Your instructions
Copy each line of the material below that includes the string "实习教师".

--- START Data records ---

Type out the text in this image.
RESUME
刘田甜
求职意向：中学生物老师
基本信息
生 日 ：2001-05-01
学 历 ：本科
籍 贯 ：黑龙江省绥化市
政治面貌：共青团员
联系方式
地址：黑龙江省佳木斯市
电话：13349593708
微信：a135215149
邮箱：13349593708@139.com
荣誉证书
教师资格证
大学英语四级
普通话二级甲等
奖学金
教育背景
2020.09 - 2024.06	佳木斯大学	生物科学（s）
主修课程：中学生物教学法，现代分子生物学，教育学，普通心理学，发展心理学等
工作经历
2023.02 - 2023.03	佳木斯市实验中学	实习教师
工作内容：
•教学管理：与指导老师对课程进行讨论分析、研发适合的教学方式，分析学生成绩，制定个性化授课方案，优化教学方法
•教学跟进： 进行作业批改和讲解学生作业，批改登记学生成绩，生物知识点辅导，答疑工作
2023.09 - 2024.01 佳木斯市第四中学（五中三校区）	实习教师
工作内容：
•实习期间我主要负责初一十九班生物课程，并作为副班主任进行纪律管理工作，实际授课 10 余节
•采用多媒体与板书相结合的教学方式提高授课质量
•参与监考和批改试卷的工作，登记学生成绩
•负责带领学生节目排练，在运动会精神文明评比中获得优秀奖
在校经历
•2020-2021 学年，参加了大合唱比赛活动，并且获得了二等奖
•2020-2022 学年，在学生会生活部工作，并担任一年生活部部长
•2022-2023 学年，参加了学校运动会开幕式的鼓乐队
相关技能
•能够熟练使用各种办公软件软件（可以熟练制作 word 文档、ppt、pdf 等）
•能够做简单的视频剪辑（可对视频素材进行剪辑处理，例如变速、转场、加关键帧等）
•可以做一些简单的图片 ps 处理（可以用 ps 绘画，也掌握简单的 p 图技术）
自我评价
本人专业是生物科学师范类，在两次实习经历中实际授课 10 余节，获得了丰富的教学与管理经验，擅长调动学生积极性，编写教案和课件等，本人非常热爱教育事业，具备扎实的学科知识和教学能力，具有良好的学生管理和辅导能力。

--- END Data records ---

Task output
2023.02 - 2023.03	佳木斯市实验中学	实习教师
2023.09 - 2024.01 佳木斯市第四中学（五中三校区）	实习教师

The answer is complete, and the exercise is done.